インタビュー

フィギュア「ヴァンパイア美少女 モリガン」企画者しょーぐん氏インタビュー

これまで以上にセクシーな、山下しゅんや氏だからこそのモリガンを!

【ヴァンパイア美少女 モリガン】

開発・発売元:コトブキヤ

発売:2022年03月

価格:14,300円(税込)

ジャンル:フィギュア

全高:約228mm(台座込)

原型師:ke(小抹香)

 コトブキヤが発表した「ヴァンパイア美少女 モリガン」は、カプコンの2D対戦格闘「ヴァンパイア」シリーズに登場するキャラクター、モリガンをモチーフとしたフィギュアである。

 モリガンは気品とセクシーさを併せ持つサキュバスで、ゲーム内での性能も高く人気が高いキャラクターであり、カプコンを代表する女性キャラクターの1人だ。今回はイラストレーターの山下しゅんや氏がアレンジを行なうフィギュアシリーズ「BISHOUJOシリーズ」としての立体化になった。

###

取り組む課題
1. モリガンのフィギュアのインタビュー記事から、「価格:14,300円(税込)」から「ズ」としての立体化になった。」までを一字一句そのまま引用してください。
2. モリガンのフィギュアのインタビュー記事で、【ヴァンパイア美少女 モリガン】の商品データに並ぶ項目名をすべて挙げてください。
3. モリガンのフィギュアのインタビュー記事の続きを、最後の文の後から書き進めてください。

(要素領域の一覧)
###

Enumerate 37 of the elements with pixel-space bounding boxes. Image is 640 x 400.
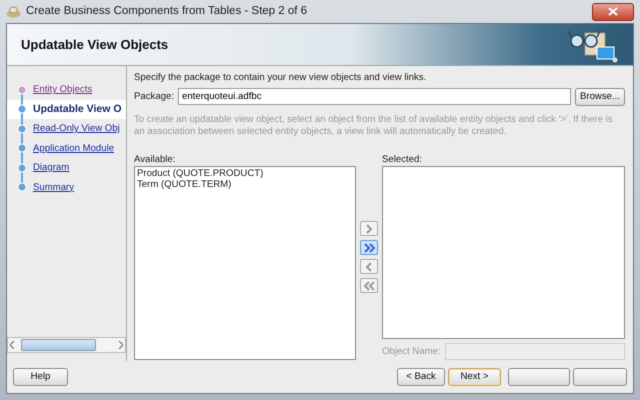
available-label: Available: bbox=[134, 154, 176, 166]
instructions-text: To create an updatable view object, select an object from the list of available entity objects and click '>'. If there is an association between selected entity objects, a view link will automatically be created. bbox=[134, 114, 614, 138]
current-step: Updatable View O bbox=[33, 102, 122, 116]
next-button[interactable]: Next > bbox=[448, 368, 501, 386]
list-item[interactable]: Product (QUOTE.PRODUCT) bbox=[137, 168, 264, 180]
back-button[interactable]: < Back bbox=[397, 368, 445, 386]
app-icon bbox=[6, 5, 21, 18]
close-icon bbox=[608, 7, 618, 16]
blank-button[interactable] bbox=[573, 368, 627, 386]
window-title: Create Business Components from Tables - Step 2 of 6 bbox=[26, 4, 308, 18]
blank-button[interactable] bbox=[508, 368, 570, 386]
available-list[interactable]: Product (QUOTE.PRODUCT) Term (QUOTE.TERM) bbox=[134, 166, 356, 360]
package-field[interactable]: enterquoteui.adfbc bbox=[178, 88, 571, 105]
step-link[interactable]: Summary bbox=[33, 182, 74, 193]
move-button[interactable] bbox=[360, 240, 378, 256]
scrollbar-thumb[interactable] bbox=[21, 339, 96, 351]
close-button[interactable] bbox=[592, 2, 634, 20]
step-link[interactable]: Entity Objects bbox=[33, 84, 92, 96]
step-link[interactable]: Read-Only View Obj bbox=[33, 123, 120, 134]
step-link[interactable]: Diagram bbox=[33, 162, 70, 174]
step-node-icon bbox=[17, 158, 27, 178]
help-button[interactable]: Help bbox=[13, 368, 68, 386]
object-name-label: Object Name: bbox=[382, 346, 441, 358]
browse-button[interactable]: Browse... bbox=[575, 88, 625, 106]
step-link[interactable]: Application Module bbox=[33, 142, 114, 154]
page-heading: Updatable View Objects bbox=[21, 36, 168, 52]
double-chevron-left-icon bbox=[364, 280, 374, 291]
list-item[interactable]: Term (QUOTE.TERM) bbox=[137, 179, 232, 191]
step-node-icon bbox=[17, 138, 27, 158]
selected-label: Selected: bbox=[382, 154, 424, 166]
horizontal-scrollbar[interactable] bbox=[7, 337, 126, 353]
package-description: Specify the package to contain your new view objects and view links. bbox=[134, 72, 428, 84]
step-node-icon bbox=[17, 118, 27, 139]
chevron-left-icon bbox=[364, 262, 374, 272]
double-chevron-right-icon bbox=[364, 242, 374, 253]
chevron-right-icon bbox=[364, 224, 374, 234]
package-label: Package: bbox=[134, 90, 174, 102]
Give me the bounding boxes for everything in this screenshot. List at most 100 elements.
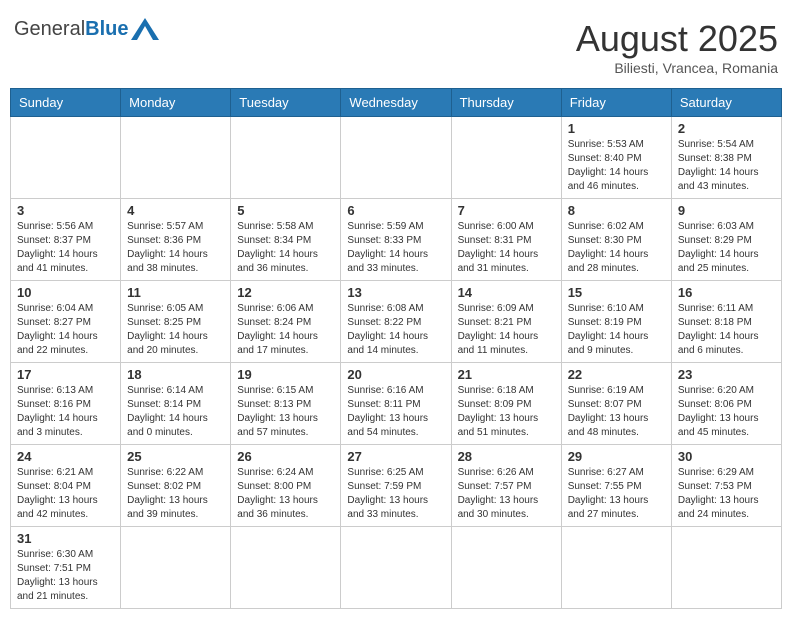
day-number: 17 xyxy=(17,367,114,382)
calendar-cell xyxy=(121,527,231,609)
day-info: Sunrise: 6:21 AM Sunset: 8:04 PM Dayligh… xyxy=(17,466,114,522)
logo-icon xyxy=(131,18,159,40)
calendar-cell: 8 Sunrise: 6:02 AM Sunset: 8:30 PM Daylig… xyxy=(561,199,671,281)
day-number: 3 xyxy=(17,203,114,218)
day-info: Sunrise: 6:05 AM Sunset: 8:25 PM Dayligh… xyxy=(127,302,224,358)
calendar-header-row: SundayMondayTuesdayWednesdayThursdayFrid… xyxy=(11,89,782,117)
day-number: 12 xyxy=(237,285,334,300)
day-number: 10 xyxy=(17,285,114,300)
day-info: Sunrise: 6:11 AM Sunset: 8:18 PM Dayligh… xyxy=(678,302,775,358)
day-info: Sunrise: 6:27 AM Sunset: 7:55 PM Dayligh… xyxy=(568,466,665,522)
calendar-cell: 25 Sunrise: 6:22 AM Sunset: 8:02 PM Dayli… xyxy=(121,445,231,527)
day-info: Sunrise: 6:00 AM Sunset: 8:31 PM Dayligh… xyxy=(458,220,555,276)
calendar-week-row: 17 Sunrise: 6:13 AM Sunset: 8:16 PM Dayli… xyxy=(11,363,782,445)
calendar-cell: 26 Sunrise: 6:24 AM Sunset: 8:00 PM Dayli… xyxy=(231,445,341,527)
weekday-header-tuesday: Tuesday xyxy=(231,89,341,117)
day-number: 2 xyxy=(678,121,775,136)
month-title: August 2025 xyxy=(576,18,778,60)
calendar-cell: 23Sunrise: 6:20 AM Sunset: 8:06 PM Dayli… xyxy=(671,363,781,445)
logo-general-text: General xyxy=(14,18,85,41)
day-number: 25 xyxy=(127,449,224,464)
calendar-cell xyxy=(561,527,671,609)
day-info: Sunrise: 5:53 AM Sunset: 8:40 PM Dayligh… xyxy=(568,138,665,194)
calendar-cell: 6 Sunrise: 5:59 AM Sunset: 8:33 PM Daylig… xyxy=(341,199,451,281)
day-info: Sunrise: 6:22 AM Sunset: 8:02 PM Dayligh… xyxy=(127,466,224,522)
day-number: 14 xyxy=(458,285,555,300)
day-number: 19 xyxy=(237,367,334,382)
day-info: Sunrise: 6:10 AM Sunset: 8:19 PM Dayligh… xyxy=(568,302,665,358)
calendar-cell xyxy=(671,527,781,609)
calendar-week-row: 3 Sunrise: 5:56 AM Sunset: 8:37 PM Daylig… xyxy=(11,199,782,281)
day-info: Sunrise: 6:24 AM Sunset: 8:00 PM Dayligh… xyxy=(237,466,334,522)
calendar-cell: 22 Sunrise: 6:19 AM Sunset: 8:07 PM Dayli… xyxy=(561,363,671,445)
day-number: 26 xyxy=(237,449,334,464)
day-info: Sunrise: 5:54 AM Sunset: 8:38 PM Dayligh… xyxy=(678,138,775,194)
calendar-cell: 28Sunrise: 6:26 AM Sunset: 7:57 PM Dayli… xyxy=(451,445,561,527)
day-info: Sunrise: 6:02 AM Sunset: 8:30 PM Dayligh… xyxy=(568,220,665,276)
calendar-cell: 30Sunrise: 6:29 AM Sunset: 7:53 PM Dayli… xyxy=(671,445,781,527)
day-info: Sunrise: 6:08 AM Sunset: 8:22 PM Dayligh… xyxy=(347,302,444,358)
day-number: 24 xyxy=(17,449,114,464)
day-number: 9 xyxy=(678,203,775,218)
calendar-week-row: 31Sunrise: 6:30 AM Sunset: 7:51 PM Dayli… xyxy=(11,527,782,609)
calendar-cell: 11 Sunrise: 6:05 AM Sunset: 8:25 PM Dayli… xyxy=(121,281,231,363)
day-info: Sunrise: 6:09 AM Sunset: 8:21 PM Dayligh… xyxy=(458,302,555,358)
calendar-cell: 12 Sunrise: 6:06 AM Sunset: 8:24 PM Dayli… xyxy=(231,281,341,363)
day-info: Sunrise: 5:59 AM Sunset: 8:33 PM Dayligh… xyxy=(347,220,444,276)
weekday-header-thursday: Thursday xyxy=(451,89,561,117)
logo-blue-text: Blue xyxy=(85,18,128,41)
calendar-cell xyxy=(231,527,341,609)
calendar-cell: 9 Sunrise: 6:03 AM Sunset: 8:29 PM Daylig… xyxy=(671,199,781,281)
day-info: Sunrise: 6:19 AM Sunset: 8:07 PM Dayligh… xyxy=(568,384,665,440)
day-info: Sunrise: 6:20 AM Sunset: 8:06 PM Dayligh… xyxy=(678,384,775,440)
calendar-cell: 4Sunrise: 5:57 AM Sunset: 8:36 PM Daylig… xyxy=(121,199,231,281)
day-number: 7 xyxy=(458,203,555,218)
day-number: 1 xyxy=(568,121,665,136)
day-info: Sunrise: 6:25 AM Sunset: 7:59 PM Dayligh… xyxy=(347,466,444,522)
calendar-week-row: 1 Sunrise: 5:53 AM Sunset: 8:40 PM Daylig… xyxy=(11,117,782,199)
day-number: 6 xyxy=(347,203,444,218)
calendar-cell: 14 Sunrise: 6:09 AM Sunset: 8:21 PM Dayli… xyxy=(451,281,561,363)
weekday-header-friday: Friday xyxy=(561,89,671,117)
subtitle: Biliesti, Vrancea, Romania xyxy=(576,60,778,76)
weekday-header-saturday: Saturday xyxy=(671,89,781,117)
calendar-cell xyxy=(341,527,451,609)
calendar-cell xyxy=(231,117,341,199)
day-number: 4 xyxy=(127,203,224,218)
header: General Blue August 2025 Biliesti, Vranc… xyxy=(10,10,782,80)
calendar-cell: 17 Sunrise: 6:13 AM Sunset: 8:16 PM Dayli… xyxy=(11,363,121,445)
calendar-cell: 13 Sunrise: 6:08 AM Sunset: 8:22 PM Dayli… xyxy=(341,281,451,363)
day-number: 27 xyxy=(347,449,444,464)
day-info: Sunrise: 6:26 AM Sunset: 7:57 PM Dayligh… xyxy=(458,466,555,522)
calendar-cell: 20Sunrise: 6:16 AM Sunset: 8:11 PM Dayli… xyxy=(341,363,451,445)
calendar-cell xyxy=(11,117,121,199)
title-area: August 2025 Biliesti, Vrancea, Romania xyxy=(576,18,778,76)
day-number: 15 xyxy=(568,285,665,300)
calendar-cell: 16 Sunrise: 6:11 AM Sunset: 8:18 PM Dayli… xyxy=(671,281,781,363)
calendar-cell xyxy=(121,117,231,199)
day-number: 16 xyxy=(678,285,775,300)
day-info: Sunrise: 6:03 AM Sunset: 8:29 PM Dayligh… xyxy=(678,220,775,276)
day-number: 13 xyxy=(347,285,444,300)
day-number: 8 xyxy=(568,203,665,218)
weekday-header-wednesday: Wednesday xyxy=(341,89,451,117)
day-info: Sunrise: 5:58 AM Sunset: 8:34 PM Dayligh… xyxy=(237,220,334,276)
calendar-cell: 19Sunrise: 6:15 AM Sunset: 8:13 PM Dayli… xyxy=(231,363,341,445)
day-info: Sunrise: 6:06 AM Sunset: 8:24 PM Dayligh… xyxy=(237,302,334,358)
day-number: 22 xyxy=(568,367,665,382)
day-number: 29 xyxy=(568,449,665,464)
logo: General Blue xyxy=(14,18,159,41)
calendar-cell: 1 Sunrise: 5:53 AM Sunset: 8:40 PM Daylig… xyxy=(561,117,671,199)
day-info: Sunrise: 6:13 AM Sunset: 8:16 PM Dayligh… xyxy=(17,384,114,440)
weekday-header-sunday: Sunday xyxy=(11,89,121,117)
calendar-cell xyxy=(451,527,561,609)
calendar-cell: 18Sunrise: 6:14 AM Sunset: 8:14 PM Dayli… xyxy=(121,363,231,445)
day-number: 31 xyxy=(17,531,114,546)
calendar-week-row: 24 Sunrise: 6:21 AM Sunset: 8:04 PM Dayli… xyxy=(11,445,782,527)
day-info: Sunrise: 5:56 AM Sunset: 8:37 PM Dayligh… xyxy=(17,220,114,276)
day-number: 11 xyxy=(127,285,224,300)
calendar-cell: 21Sunrise: 6:18 AM Sunset: 8:09 PM Dayli… xyxy=(451,363,561,445)
calendar-cell: 7 Sunrise: 6:00 AM Sunset: 8:31 PM Daylig… xyxy=(451,199,561,281)
day-info: Sunrise: 6:14 AM Sunset: 8:14 PM Dayligh… xyxy=(127,384,224,440)
day-info: Sunrise: 6:29 AM Sunset: 7:53 PM Dayligh… xyxy=(678,466,775,522)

###

課題の結果
1.
価格:14,300円(税込)

ジャンル:フィギュア

全高:約228mm(台座込)

原型師:ke(小抹香)

 コトブキヤが発表した「ヴァンパイア美少女 モリガン」は、カプコンの2D対戦格闘「ヴァンパイア」シリーズに登場するキャラクター、モリガンをモチーフとしたフィギュアである。

 モリガンは気品とセクシーさを併せ持つサキュバスで、ゲーム内での性能も高く人気が高いキャラクターであり、カプコンを代表する女性キャラクターの1人だ。今回はイラストレーターの山下しゅんや氏がアレンジを行なうフィギュアシリーズ「BISHOUJOシリーズ」としての立体化になった。

2. 開発・発売元、発売、価格、ジャンル、全高、原型師

3.
 このモリガンはかなりインパクトの強いアレンジだ。前傾姿勢の胸を強調するようなポーズに、潤んだ目、突き出された舌。こちらを誘惑するサキュバスそのままの非常にセクシーな姿になっている。この大胆なアレンジはフィギュアの企画者であるコトブキヤの企画担当・しょーぐん氏の強い思いと共に実現したという。

 コトブキヤは「ヴァンパイア美少女 モリガン」発表にあたり、「デザイン」、「造形」、「彩色」の3つのテーマのムービーを収録、各担当者のコメント付きでフィギュアの魅力をアピールしている。本インタビューではここからさらに踏み込み、各担当者に企画者のしょーぐん氏がどういった想いを持って取り組んだか、そしてフィギュアはどこまで魅力的な立体物になったかを紹介していきたい。

 本稿ではさらに次回作の「ヴァンパイア美少女 フェリシア」の原型にも触れている。2つのフィギュアを見ることでしょーぐん氏が目指す「かわいらしくて魅力的だけど、怖い」という独特の世界観も見えてくる。思わず手に取ってじっくり眺めたくなるその魅力を感じて欲しい。

【ヴァンパイア美少女 モリガン】
イラストレーターの山下しゅんや氏がアレンジを行なうフィギュアシリーズ「BISHOUJOシリーズ」の最新作である。インタビューはこのフィギュアの魅力、込められた想いに迫っていきたい

海外で特に人気の高い「ヴァンパイア」のモリガンを“BISHOUJO”に!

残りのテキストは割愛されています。